- [What needs to be done]
Extract all lines that hold "icon" from the records below.

- [Supplied material]
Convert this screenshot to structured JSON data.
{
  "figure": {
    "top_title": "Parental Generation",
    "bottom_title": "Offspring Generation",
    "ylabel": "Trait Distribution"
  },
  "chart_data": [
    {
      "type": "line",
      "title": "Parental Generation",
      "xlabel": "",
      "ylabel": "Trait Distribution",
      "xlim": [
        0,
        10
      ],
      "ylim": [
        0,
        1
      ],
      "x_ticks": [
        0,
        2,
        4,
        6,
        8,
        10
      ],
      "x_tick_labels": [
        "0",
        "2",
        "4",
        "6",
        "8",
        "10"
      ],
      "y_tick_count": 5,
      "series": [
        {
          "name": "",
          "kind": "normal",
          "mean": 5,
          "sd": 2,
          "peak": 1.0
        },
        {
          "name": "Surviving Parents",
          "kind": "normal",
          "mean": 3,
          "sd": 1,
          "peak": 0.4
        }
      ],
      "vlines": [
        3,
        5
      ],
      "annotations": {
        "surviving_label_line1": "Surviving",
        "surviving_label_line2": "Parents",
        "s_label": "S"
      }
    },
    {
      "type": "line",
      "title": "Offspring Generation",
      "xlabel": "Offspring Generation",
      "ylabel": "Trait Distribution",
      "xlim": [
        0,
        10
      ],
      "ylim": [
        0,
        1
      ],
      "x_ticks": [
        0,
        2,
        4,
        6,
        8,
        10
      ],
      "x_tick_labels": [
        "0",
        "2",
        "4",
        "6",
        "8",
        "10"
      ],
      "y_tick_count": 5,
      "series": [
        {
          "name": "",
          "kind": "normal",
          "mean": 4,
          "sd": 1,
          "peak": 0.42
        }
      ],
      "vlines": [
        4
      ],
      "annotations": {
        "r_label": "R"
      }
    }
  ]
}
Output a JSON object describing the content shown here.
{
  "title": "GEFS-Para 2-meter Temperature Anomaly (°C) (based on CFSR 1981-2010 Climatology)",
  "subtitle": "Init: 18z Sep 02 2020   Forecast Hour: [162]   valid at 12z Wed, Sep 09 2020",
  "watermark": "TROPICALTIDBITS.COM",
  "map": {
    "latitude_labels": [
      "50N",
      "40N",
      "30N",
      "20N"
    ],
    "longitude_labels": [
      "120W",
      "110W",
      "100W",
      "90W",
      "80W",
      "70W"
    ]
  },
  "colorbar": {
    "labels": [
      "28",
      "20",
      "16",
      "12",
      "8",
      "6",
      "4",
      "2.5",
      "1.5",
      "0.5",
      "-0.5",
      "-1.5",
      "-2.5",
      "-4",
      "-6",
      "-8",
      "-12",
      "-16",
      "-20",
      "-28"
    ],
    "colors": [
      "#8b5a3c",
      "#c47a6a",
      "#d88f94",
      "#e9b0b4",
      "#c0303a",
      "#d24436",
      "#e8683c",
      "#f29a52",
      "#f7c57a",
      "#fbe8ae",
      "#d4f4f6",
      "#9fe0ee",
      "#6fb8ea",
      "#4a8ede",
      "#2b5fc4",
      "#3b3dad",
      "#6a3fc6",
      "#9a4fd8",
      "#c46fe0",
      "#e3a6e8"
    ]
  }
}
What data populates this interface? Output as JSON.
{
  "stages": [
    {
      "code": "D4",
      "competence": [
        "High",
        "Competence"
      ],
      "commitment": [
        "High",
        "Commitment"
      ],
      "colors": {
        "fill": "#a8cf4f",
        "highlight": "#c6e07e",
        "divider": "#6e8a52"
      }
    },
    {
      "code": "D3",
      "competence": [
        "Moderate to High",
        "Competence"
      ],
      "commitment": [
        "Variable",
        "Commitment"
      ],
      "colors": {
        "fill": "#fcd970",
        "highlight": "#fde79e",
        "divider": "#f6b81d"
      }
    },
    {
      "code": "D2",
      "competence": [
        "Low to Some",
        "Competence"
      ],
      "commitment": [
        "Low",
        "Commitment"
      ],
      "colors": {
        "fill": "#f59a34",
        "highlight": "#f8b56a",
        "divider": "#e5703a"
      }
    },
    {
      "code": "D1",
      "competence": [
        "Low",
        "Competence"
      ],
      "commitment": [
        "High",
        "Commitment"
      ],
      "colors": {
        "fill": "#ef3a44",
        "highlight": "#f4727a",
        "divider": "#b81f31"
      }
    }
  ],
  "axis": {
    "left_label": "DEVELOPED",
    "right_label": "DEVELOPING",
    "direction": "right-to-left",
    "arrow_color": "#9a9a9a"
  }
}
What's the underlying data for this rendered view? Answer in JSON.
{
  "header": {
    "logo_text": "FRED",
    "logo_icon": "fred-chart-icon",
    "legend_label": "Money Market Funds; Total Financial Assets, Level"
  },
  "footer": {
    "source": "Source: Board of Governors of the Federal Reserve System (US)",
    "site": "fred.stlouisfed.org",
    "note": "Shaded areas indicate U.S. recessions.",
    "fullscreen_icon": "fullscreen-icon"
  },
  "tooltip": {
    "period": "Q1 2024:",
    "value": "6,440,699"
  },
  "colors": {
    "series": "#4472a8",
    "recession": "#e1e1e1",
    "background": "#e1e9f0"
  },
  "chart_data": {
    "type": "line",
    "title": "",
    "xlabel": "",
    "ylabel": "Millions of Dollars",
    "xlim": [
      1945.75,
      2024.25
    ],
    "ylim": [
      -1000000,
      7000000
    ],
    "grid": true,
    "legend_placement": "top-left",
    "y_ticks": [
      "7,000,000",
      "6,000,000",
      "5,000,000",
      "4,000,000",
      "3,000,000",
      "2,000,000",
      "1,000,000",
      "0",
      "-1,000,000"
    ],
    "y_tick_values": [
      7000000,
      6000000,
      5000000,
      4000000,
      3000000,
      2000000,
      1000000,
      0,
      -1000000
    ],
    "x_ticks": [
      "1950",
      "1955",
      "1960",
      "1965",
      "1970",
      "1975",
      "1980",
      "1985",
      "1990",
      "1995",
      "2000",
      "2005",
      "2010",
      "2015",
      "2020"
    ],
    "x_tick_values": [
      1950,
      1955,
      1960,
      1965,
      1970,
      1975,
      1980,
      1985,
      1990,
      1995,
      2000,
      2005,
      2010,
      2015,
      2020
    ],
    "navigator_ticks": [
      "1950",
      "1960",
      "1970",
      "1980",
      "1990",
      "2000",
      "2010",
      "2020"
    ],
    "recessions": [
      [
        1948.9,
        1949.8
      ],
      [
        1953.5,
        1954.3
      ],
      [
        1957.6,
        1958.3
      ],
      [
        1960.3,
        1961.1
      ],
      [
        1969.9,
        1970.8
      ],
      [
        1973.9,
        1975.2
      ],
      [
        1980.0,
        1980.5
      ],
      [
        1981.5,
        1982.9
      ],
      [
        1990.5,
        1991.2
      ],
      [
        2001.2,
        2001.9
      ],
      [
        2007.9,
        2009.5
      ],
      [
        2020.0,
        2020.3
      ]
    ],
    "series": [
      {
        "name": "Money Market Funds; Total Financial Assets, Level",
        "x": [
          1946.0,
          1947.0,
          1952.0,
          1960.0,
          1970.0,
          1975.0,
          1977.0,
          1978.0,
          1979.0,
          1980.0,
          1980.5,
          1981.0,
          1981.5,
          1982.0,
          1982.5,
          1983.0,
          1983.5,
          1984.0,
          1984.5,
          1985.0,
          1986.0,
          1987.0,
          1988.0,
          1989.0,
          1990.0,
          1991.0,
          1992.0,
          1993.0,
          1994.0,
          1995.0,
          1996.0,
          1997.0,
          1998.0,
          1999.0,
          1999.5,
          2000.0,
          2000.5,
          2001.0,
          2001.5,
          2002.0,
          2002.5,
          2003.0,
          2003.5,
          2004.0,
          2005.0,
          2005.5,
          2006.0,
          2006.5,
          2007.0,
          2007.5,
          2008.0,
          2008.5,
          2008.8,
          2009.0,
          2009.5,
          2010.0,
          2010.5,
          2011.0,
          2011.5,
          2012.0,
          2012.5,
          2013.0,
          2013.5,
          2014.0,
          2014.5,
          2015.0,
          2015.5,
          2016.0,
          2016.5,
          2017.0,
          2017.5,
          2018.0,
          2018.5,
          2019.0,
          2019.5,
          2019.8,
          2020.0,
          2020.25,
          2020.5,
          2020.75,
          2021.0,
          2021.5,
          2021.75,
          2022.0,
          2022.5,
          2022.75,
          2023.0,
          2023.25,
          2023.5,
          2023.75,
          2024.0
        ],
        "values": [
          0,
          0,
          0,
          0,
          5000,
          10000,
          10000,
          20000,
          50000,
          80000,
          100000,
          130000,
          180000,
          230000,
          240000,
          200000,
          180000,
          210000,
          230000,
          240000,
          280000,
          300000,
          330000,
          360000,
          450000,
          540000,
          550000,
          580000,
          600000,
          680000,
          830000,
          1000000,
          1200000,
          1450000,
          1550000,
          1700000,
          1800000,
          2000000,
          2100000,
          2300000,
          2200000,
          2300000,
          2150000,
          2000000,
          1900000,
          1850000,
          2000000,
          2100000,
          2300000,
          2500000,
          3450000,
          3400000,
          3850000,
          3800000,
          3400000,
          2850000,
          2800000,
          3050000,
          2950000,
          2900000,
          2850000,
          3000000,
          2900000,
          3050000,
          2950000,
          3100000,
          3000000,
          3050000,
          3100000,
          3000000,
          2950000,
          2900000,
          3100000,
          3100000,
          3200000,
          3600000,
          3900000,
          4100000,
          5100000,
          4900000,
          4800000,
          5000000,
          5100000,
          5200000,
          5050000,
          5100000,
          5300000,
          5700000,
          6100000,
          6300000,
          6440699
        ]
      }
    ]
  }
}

- [Solution for this problem]
    "logo_icon": "fred-chart-icon",
    "fullscreen_icon": "fullscreen-icon"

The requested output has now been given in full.